WHAT YOU SHOULD DO |
Type out all the records word for word. Any pictures are to be left out.

** begin **

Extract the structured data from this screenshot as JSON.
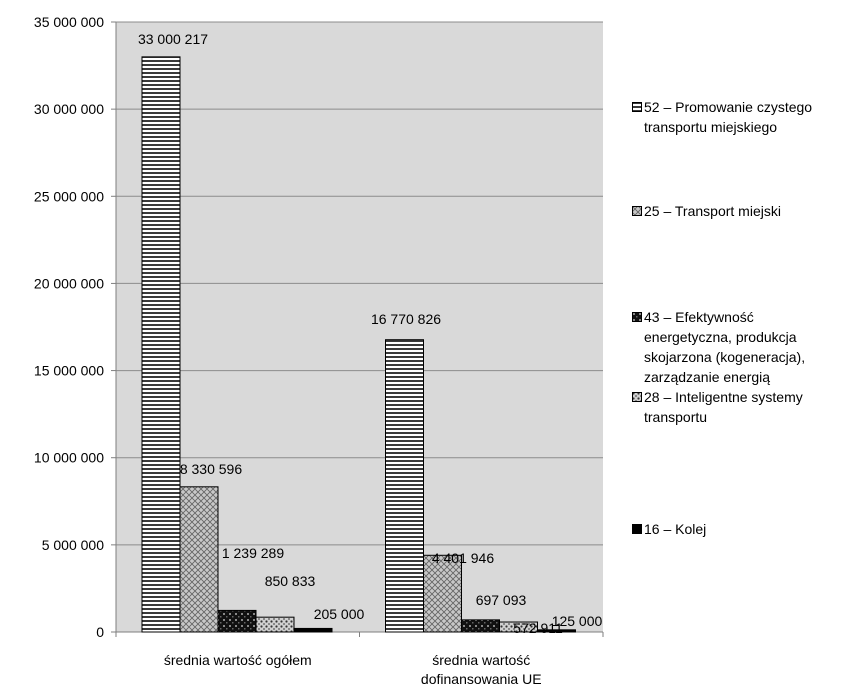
{
  "chart_data": {
    "type": "bar",
    "categories": [
      "średnia wartość ogółem",
      "średnia wartość dofinansowania UE"
    ],
    "series": [
      {
        "name": "52 – Promowanie czystego transportu miejskiego",
        "values": [
          33000217,
          16770826
        ],
        "labels": [
          "33 000 217",
          "16 770 826"
        ]
      },
      {
        "name": "25 – Transport miejski",
        "values": [
          8330596,
          4401946
        ],
        "labels": [
          "8 330 596",
          "4 401 946"
        ]
      },
      {
        "name": "43 – Efektywność energetyczna, produkcja skojarzona (kogeneracja), zarządzanie energią",
        "values": [
          1239289,
          697093
        ],
        "labels": [
          "1 239 289",
          "697 093"
        ]
      },
      {
        "name": "28 – Inteligentne systemy transportu",
        "values": [
          850833,
          572911
        ],
        "labels": [
          "850 833",
          "572 911"
        ]
      },
      {
        "name": "16 – Kolej",
        "values": [
          205000,
          125000
        ],
        "labels": [
          "205 000",
          "125 000"
        ]
      }
    ],
    "ylim": [
      0,
      35000000
    ],
    "yticks": [
      0,
      5000000,
      10000000,
      15000000,
      20000000,
      25000000,
      30000000,
      35000000
    ],
    "ytick_labels": [
      "0",
      "5 000 000",
      "10 000 000",
      "15 000 000",
      "20 000 000",
      "25 000 000",
      "30 000 000",
      "35 000 000"
    ],
    "grid": true,
    "legend": "right",
    "plot_background": "#d9d9d9"
  }
}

** end **

THE COMPLETED TASK |
Extract the structured data from this screenshot as JSON.
{
  "chart_data": {
    "type": "bar",
    "categories": [
      "średnia wartość ogółem",
      "średnia wartość dofinansowania UE"
    ],
    "series": [
      {
        "name": "52 – Promowanie czystego transportu miejskiego",
        "values": [
          33000217,
          16770826
        ],
        "labels": [
          "33 000 217",
          "16 770 826"
        ]
      },
      {
        "name": "25 – Transport miejski",
        "values": [
          8330596,
          4401946
        ],
        "labels": [
          "8 330 596",
          "4 401 946"
        ]
      },
      {
        "name": "43 – Efektywność energetyczna, produkcja skojarzona (kogeneracja), zarządzanie energią",
        "values": [
          1239289,
          697093
        ],
        "labels": [
          "1 239 289",
          "697 093"
        ]
      },
      {
        "name": "28 – Inteligentne systemy transportu",
        "values": [
          850833,
          572911
        ],
        "labels": [
          "850 833",
          "572 911"
        ]
      },
      {
        "name": "16 – Kolej",
        "values": [
          205000,
          125000
        ],
        "labels": [
          "205 000",
          "125 000"
        ]
      }
    ],
    "ylim": [
      0,
      35000000
    ],
    "yticks": [
      0,
      5000000,
      10000000,
      15000000,
      20000000,
      25000000,
      30000000,
      35000000
    ],
    "ytick_labels": [
      "0",
      "5 000 000",
      "10 000 000",
      "15 000 000",
      "20 000 000",
      "25 000 000",
      "30 000 000",
      "35 000 000"
    ],
    "grid": true,
    "legend": "right",
    "plot_background": "#d9d9d9"
  }
}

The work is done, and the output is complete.